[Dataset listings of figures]

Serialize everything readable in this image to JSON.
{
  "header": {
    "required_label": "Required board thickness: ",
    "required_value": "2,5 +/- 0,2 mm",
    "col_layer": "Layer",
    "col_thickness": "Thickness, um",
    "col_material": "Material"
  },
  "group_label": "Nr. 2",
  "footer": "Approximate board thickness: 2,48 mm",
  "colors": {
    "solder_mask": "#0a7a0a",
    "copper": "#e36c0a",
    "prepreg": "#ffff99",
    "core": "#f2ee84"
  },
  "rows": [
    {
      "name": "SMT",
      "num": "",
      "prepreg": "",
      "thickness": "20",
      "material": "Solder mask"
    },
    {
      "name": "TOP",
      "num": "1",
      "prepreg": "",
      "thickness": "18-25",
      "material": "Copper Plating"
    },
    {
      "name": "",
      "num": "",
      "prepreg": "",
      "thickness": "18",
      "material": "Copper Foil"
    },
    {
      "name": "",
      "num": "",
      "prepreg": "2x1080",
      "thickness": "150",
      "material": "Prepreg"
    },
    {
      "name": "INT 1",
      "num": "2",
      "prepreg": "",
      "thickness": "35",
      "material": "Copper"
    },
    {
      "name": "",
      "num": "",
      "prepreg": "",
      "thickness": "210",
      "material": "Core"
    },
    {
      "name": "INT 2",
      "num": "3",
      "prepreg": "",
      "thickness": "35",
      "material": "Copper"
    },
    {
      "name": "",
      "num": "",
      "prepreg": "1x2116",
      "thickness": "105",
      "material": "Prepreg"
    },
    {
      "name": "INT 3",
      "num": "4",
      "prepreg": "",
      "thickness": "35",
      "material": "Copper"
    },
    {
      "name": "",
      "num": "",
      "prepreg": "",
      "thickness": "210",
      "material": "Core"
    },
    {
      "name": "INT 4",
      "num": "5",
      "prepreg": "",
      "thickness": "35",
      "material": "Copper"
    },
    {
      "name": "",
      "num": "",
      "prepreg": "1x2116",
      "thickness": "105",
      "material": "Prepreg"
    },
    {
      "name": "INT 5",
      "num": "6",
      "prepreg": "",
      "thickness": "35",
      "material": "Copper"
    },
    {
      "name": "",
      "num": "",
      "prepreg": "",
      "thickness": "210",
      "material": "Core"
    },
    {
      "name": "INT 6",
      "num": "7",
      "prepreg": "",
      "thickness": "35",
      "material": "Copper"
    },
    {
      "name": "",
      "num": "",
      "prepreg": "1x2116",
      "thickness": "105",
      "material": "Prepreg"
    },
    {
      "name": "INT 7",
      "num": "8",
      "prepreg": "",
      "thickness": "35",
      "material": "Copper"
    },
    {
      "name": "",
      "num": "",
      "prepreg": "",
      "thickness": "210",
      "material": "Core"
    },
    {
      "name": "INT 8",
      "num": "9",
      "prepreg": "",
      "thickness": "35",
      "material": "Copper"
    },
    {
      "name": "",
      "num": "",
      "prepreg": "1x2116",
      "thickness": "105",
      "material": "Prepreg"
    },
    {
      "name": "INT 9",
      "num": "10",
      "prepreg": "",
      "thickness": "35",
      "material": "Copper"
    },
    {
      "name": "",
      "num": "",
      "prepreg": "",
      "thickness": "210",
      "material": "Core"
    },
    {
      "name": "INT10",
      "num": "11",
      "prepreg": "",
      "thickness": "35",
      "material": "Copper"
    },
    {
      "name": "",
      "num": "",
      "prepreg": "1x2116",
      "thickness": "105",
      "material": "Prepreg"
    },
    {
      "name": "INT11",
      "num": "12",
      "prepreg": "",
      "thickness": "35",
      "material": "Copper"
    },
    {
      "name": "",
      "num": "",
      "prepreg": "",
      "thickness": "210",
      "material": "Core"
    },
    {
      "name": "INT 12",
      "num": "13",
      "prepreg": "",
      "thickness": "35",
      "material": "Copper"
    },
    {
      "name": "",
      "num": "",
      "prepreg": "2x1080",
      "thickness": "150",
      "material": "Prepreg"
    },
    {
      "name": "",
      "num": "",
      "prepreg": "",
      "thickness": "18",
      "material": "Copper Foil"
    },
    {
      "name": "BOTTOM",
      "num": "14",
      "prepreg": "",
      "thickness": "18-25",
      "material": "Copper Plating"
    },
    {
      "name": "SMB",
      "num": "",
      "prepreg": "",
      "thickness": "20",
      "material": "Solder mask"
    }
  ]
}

- _To be done_: Exact copies of all the records are required.

- _Solution_:
Serialize everything readable in this image to JSON.
{
  "header": {
    "required_label": "Required board thickness: ",
    "required_value": "2,5 +/- 0,2 mm",
    "col_layer": "Layer",
    "col_thickness": "Thickness, um",
    "col_material": "Material"
  },
  "group_label": "Nr. 2",
  "footer": "Approximate board thickness: 2,48 mm",
  "colors": {
    "solder_mask": "#0a7a0a",
    "copper": "#e36c0a",
    "prepreg": "#ffff99",
    "core": "#f2ee84"
  },
  "rows": [
    {
      "name": "SMT",
      "num": "",
      "prepreg": "",
      "thickness": "20",
      "material": "Solder mask"
    },
    {
      "name": "TOP",
      "num": "1",
      "prepreg": "",
      "thickness": "18-25",
      "material": "Copper Plating"
    },
    {
      "name": "",
      "num": "",
      "prepreg": "",
      "thickness": "18",
      "material": "Copper Foil"
    },
    {
      "name": "",
      "num": "",
      "prepreg": "2x1080",
      "thickness": "150",
      "material": "Prepreg"
    },
    {
      "name": "INT 1",
      "num": "2",
      "prepreg": "",
      "thickness": "35",
      "material": "Copper"
    },
    {
      "name": "",
      "num": "",
      "prepreg": "",
      "thickness": "210",
      "material": "Core"
    },
    {
      "name": "INT 2",
      "num": "3",
      "prepreg": "",
      "thickness": "35",
      "material": "Copper"
    },
    {
      "name": "",
      "num": "",
      "prepreg": "1x2116",
      "thickness": "105",
      "material": "Prepreg"
    },
    {
      "name": "INT 3",
      "num": "4",
      "prepreg": "",
      "thickness": "35",
      "material": "Copper"
    },
    {
      "name": "",
      "num": "",
      "prepreg": "",
      "thickness": "210",
      "material": "Core"
    },
    {
      "name": "INT 4",
      "num": "5",
      "prepreg": "",
      "thickness": "35",
      "material": "Copper"
    },
    {
      "name": "",
      "num": "",
      "prepreg": "1x2116",
      "thickness": "105",
      "material": "Prepreg"
    },
    {
      "name": "INT 5",
      "num": "6",
      "prepreg": "",
      "thickness": "35",
      "material": "Copper"
    },
    {
      "name": "",
      "num": "",
      "prepreg": "",
      "thickness": "210",
      "material": "Core"
    },
    {
      "name": "INT 6",
      "num": "7",
      "prepreg": "",
      "thickness": "35",
      "material": "Copper"
    },
    {
      "name": "",
      "num": "",
      "prepreg": "1x2116",
      "thickness": "105",
      "material": "Prepreg"
    },
    {
      "name": "INT 7",
      "num": "8",
      "prepreg": "",
      "thickness": "35",
      "material": "Copper"
    },
    {
      "name": "",
      "num": "",
      "prepreg": "",
      "thickness": "210",
      "material": "Core"
    },
    {
      "name": "INT 8",
      "num": "9",
      "prepreg": "",
      "thickness": "35",
      "material": "Copper"
    },
    {
      "name": "",
      "num": "",
      "prepreg": "1x2116",
      "thickness": "105",
      "material": "Prepreg"
    },
    {
      "name": "INT 9",
      "num": "10",
      "prepreg": "",
      "thickness": "35",
      "material": "Copper"
    },
    {
      "name": "",
      "num": "",
      "prepreg": "",
      "thickness": "210",
      "material": "Core"
    },
    {
      "name": "INT10",
      "num": "11",
      "prepreg": "",
      "thickness": "35",
      "material": "Copper"
    },
    {
      "name": "",
      "num": "",
      "prepreg": "1x2116",
      "thickness": "105",
      "material": "Prepreg"
    },
    {
      "name": "INT11",
      "num": "12",
      "prepreg": "",
      "thickness": "35",
      "material": "Copper"
    },
    {
      "name": "",
      "num": "",
      "prepreg": "",
      "thickness": "210",
      "material": "Core"
    },
    {
      "name": "INT 12",
      "num": "13",
      "prepreg": "",
      "thickness": "35",
      "material": "Copper"
    },
    {
      "name": "",
      "num": "",
      "prepreg": "2x1080",
      "thickness": "150",
      "material": "Prepreg"
    },
    {
      "name": "",
      "num": "",
      "prepreg": "",
      "thickness": "18",
      "material": "Copper Foil"
    },
    {
      "name": "BOTTOM",
      "num": "14",
      "prepreg": "",
      "thickness": "18-25",
      "material": "Copper Plating"
    },
    {
      "name": "SMB",
      "num": "",
      "prepreg": "",
      "thickness": "20",
      "material": "Solder mask"
    }
  ]
}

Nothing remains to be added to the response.